Entries:
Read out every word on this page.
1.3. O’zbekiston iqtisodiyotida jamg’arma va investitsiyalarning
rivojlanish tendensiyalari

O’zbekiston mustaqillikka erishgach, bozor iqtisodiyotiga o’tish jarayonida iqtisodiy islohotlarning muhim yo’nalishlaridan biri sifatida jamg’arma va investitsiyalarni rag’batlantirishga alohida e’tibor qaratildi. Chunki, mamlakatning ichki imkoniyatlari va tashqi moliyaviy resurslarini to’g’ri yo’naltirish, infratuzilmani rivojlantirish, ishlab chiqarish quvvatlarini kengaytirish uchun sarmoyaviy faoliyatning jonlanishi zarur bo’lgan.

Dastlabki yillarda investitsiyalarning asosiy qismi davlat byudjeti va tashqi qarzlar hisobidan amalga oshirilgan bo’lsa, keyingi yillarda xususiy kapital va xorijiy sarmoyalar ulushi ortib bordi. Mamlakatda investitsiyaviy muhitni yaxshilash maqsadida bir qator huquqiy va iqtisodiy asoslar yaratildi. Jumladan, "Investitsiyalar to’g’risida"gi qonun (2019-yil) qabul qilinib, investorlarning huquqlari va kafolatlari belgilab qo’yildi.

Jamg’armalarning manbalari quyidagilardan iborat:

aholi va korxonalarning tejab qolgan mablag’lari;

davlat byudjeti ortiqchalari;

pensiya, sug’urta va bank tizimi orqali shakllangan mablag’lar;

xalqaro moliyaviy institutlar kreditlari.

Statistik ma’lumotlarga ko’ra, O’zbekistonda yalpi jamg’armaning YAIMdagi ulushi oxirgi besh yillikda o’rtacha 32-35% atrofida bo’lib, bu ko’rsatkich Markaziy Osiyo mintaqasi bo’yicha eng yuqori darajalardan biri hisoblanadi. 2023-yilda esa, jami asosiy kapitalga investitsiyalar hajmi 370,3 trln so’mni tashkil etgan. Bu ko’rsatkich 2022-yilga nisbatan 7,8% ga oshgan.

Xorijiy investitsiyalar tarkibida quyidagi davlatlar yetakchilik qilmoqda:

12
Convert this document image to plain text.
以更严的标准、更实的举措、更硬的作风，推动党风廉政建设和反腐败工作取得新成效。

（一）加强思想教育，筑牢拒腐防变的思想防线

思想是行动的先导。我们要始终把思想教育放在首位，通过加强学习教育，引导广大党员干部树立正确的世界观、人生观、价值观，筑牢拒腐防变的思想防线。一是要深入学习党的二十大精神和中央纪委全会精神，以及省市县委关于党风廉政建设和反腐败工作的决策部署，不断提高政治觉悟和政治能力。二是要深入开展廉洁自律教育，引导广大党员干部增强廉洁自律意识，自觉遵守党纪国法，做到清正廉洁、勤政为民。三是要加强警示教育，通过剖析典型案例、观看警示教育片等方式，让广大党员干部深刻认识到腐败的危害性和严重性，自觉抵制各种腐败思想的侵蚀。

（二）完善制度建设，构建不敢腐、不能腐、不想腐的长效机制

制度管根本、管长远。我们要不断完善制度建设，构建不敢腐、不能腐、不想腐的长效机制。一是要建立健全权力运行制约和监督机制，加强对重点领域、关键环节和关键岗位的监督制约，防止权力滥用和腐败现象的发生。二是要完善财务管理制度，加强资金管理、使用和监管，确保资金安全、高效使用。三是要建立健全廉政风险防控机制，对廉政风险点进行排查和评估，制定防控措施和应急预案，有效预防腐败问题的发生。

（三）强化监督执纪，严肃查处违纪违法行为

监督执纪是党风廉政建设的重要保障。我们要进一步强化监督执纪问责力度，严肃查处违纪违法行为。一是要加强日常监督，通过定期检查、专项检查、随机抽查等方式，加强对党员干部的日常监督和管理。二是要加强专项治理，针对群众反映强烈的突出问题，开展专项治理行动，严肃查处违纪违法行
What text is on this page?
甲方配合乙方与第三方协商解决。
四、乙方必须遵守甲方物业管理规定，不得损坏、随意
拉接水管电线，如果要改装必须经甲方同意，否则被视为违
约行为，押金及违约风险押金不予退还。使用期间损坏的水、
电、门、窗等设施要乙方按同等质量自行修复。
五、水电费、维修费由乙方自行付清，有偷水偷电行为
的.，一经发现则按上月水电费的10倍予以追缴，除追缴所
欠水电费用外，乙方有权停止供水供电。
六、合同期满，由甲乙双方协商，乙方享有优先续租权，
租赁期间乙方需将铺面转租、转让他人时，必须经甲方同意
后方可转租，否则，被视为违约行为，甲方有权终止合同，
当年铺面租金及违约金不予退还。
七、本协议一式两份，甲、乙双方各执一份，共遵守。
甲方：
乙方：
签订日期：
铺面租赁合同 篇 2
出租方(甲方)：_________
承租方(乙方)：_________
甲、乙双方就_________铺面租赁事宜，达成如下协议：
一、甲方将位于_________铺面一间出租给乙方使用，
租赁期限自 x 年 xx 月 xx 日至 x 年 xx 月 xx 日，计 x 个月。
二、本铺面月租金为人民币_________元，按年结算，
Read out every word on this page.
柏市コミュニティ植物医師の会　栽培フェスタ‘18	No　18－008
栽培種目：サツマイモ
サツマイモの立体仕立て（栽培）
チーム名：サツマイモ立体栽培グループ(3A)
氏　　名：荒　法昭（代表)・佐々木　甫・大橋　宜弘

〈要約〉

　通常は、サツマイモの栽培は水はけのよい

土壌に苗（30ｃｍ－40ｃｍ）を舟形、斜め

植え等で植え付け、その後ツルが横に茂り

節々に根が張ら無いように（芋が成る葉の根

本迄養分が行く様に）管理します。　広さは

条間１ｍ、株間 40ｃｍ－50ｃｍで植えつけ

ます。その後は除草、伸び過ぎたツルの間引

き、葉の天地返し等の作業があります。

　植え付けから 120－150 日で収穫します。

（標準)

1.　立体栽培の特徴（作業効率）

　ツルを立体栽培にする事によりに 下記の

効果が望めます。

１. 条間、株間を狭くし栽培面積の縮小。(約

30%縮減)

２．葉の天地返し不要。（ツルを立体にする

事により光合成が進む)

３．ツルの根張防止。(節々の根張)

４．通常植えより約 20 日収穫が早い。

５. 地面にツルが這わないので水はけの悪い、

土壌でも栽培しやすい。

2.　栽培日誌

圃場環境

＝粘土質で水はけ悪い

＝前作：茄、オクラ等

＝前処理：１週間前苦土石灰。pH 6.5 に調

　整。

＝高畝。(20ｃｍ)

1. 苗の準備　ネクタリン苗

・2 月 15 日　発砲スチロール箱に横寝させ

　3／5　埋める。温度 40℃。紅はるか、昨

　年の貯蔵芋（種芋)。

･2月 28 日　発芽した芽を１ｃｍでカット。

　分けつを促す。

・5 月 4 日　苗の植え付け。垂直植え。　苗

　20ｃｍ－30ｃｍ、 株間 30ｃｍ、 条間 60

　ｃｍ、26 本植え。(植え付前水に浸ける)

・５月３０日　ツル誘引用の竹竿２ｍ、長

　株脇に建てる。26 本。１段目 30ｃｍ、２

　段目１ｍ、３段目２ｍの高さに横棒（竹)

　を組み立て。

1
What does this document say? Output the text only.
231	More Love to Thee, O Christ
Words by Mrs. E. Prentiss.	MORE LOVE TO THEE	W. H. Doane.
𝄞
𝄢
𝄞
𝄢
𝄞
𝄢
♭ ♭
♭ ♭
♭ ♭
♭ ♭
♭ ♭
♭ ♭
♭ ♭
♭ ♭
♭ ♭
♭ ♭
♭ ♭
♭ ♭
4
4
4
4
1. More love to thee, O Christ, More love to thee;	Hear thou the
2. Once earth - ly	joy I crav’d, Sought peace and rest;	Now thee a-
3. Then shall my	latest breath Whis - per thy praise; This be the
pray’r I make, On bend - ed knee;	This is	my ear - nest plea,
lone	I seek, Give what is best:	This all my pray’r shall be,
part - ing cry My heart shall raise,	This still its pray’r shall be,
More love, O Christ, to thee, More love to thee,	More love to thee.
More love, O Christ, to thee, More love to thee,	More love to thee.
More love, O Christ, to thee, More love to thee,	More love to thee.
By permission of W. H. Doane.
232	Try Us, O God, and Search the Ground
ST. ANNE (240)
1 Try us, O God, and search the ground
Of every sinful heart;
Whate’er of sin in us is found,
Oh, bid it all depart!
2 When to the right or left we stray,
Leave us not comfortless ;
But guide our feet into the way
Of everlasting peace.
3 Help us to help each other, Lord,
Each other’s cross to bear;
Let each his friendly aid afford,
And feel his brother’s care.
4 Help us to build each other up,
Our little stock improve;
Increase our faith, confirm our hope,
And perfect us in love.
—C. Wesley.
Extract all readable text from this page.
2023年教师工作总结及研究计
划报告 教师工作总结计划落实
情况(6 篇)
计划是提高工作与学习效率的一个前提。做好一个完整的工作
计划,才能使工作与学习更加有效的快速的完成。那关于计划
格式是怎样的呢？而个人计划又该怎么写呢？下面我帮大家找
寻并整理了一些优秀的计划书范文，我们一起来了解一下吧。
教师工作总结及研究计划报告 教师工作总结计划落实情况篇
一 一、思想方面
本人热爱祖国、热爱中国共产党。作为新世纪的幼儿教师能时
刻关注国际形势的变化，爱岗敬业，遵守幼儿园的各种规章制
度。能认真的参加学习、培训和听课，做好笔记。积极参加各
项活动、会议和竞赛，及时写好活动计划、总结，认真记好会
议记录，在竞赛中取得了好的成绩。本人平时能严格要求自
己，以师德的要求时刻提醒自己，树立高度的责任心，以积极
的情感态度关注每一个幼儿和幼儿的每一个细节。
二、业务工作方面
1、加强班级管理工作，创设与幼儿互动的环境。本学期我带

Directions:
Lines containing the string "Doane" are to be selected and copied.

In response:
Words by Mrs. E. Prentiss.	MORE LOVE TO THEE	W. H. Doane.
By permission of W. H. Doane.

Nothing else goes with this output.